- [EXCERPT TO READ]
An Englishman acclaimed as a hero of the American Revolution, Thomas Paine had been elected to the Convention by radicals in Paris. However, his international perspective and AngloAmerican background (including a Quaker upbringing) inclined him temperamentally to ally with the Girondins, who were less radically republican and who looked more favorably upon the King as an individual and an institution, and who not coincidentally often spoke some English. His speech was written in English and it was read to the Convention (in French) the day after the discovery of the letters in the Kings "locked chest." Accordingly, it called for a full investigation and trial of the King, based on his policies rather than his person. Nonetheless, compassion for the individual remained a possibility.
I think it necessary that Louis XVI should be tried; not that this advice is suggested by a spirit of vengeance, but because this measure appears to me just, lawful, and conformable to sound policy. If Louis is innocent, let us put him to prove his innocence; if he is guilty, let the national will determine whether he shall be pardoned or punished. . . .
Louis XVI, considered as an individual, is an object beneath the notice of the Republic; but when he is looked upon as a part of that band of conspirators, as an accused man whose trial may lead all nations in the world to know and detest the disastrous system of monarchy and the plots and intrigues of their own courts, he ought to be tried.

- [SOURCE DATA]
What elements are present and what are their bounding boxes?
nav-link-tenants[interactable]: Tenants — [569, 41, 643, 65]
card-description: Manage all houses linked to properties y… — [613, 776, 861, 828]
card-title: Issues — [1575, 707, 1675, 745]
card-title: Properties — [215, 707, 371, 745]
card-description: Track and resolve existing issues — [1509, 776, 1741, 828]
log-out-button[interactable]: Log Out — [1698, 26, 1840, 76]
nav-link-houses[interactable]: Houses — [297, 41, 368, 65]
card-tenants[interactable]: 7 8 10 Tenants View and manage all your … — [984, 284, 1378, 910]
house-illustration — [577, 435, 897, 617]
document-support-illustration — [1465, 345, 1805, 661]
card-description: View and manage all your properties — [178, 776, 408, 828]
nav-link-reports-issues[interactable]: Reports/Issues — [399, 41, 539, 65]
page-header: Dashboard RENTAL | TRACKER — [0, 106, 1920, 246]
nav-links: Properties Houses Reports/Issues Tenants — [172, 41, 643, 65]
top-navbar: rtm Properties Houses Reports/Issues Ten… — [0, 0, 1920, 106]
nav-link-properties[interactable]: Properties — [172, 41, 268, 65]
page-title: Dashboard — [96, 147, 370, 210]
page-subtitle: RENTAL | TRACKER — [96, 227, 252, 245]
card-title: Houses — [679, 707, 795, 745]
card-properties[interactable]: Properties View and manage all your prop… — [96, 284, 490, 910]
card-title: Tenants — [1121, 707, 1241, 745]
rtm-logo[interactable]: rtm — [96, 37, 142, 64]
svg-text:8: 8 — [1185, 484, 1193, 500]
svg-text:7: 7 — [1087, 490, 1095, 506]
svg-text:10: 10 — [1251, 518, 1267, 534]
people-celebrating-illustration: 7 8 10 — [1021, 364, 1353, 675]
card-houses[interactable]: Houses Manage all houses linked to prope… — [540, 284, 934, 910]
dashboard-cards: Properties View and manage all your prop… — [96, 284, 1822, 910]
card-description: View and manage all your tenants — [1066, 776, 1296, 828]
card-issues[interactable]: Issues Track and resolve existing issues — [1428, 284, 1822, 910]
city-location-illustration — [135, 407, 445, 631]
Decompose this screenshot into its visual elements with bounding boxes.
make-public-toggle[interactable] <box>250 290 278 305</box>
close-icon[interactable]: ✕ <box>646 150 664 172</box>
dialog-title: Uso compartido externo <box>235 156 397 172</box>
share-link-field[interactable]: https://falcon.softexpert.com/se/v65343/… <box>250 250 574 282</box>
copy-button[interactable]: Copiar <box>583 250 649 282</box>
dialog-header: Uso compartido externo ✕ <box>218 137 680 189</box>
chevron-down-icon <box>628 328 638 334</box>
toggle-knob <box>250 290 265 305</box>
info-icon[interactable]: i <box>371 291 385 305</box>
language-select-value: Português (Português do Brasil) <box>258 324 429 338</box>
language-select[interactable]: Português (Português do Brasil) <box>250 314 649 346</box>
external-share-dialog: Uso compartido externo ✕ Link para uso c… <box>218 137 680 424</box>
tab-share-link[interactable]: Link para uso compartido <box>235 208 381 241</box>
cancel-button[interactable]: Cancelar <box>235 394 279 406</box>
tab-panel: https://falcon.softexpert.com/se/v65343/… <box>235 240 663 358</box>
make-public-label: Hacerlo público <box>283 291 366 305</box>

- [TASKS AND EXERCISES]
**a.** Copy the text about Thomas Paine and the trial of Louis XVI word for word, starting with "Louis XVI, considered" and going on through "to be tried.".
**b.** Proceed with the text about Thomas Paine and the trial of Louis XVI, continuing it from the point where it stops.

- [RESPONSES PER TASK]
**a.**
Louis XVI, considered as an individual, is an object beneath the notice of the Republic; but when he is looked upon as a part of that band of conspirators, as an accused man whose trial may lead all nations in the world to know and detest the disastrous system of monarchy and the plots and intrigues of their own courts, he ought to be tried.

**b.**
If the crimes for which Louis XVI is arraigned were absolutely personal to him, without reference to general conspiracies and confined to the affairs of France, the plea of inviolability, that folly of the moment, might have been urged in his behalf with some appearance of reason; but he is arraigned not only for treasons against France, but for having conspired against all Europe, and if France is to be just to all Europe we ought to use every means in our power to discover the whole extent of that conspiracy. France is now a republic; she has completed her revolution; but she cannot earn all its advantages so long as she is surrounded with despotic governments. Their armies and their marine oblige her also to keep troops and ships in readiness. It is therefore her immediate interest that all nations shall be as free as herself; that revolutions shall be universal; and since the trial of Louis XVI can serve to prove to the world the flagitiousness of governments in general, and the necessity of revolutions, she ought not to let slip so precious an opportunity.
The despots of Europe have formed alliances to preserve their respective authority and to perpetuate the oppression of peoples. This is the end they proposed to themselves in their invasion of French territory. They dread the effect of the French Revolution in the bosom of their own countries; and in hopes of preventing it, they are come to attempt the destruction of this revolution before it should attain its perfect maturity. Their attempt has not been attended with success. France has already vanquished their armies; but it remains for her to sound the particulars of the conspiracy, to discover, to expose to the eyes of the world, those despots who had the infamy to take part in it; and the world expects from her that act of justice.
As to "inviolability," I would not have such a word mentioned. If, seeing in Louis XVI only a weak and narrow-minded man, badly reared, like all his kind, given, as it is said, to frequent excesses of drunkenness a man whom the National Assembly imprudently raised again on a throne for which he was not madehe is shown hereafter some compassion, it shall be the result of the national magnanimity, and not the burlesque notion of a pretended "inviolability."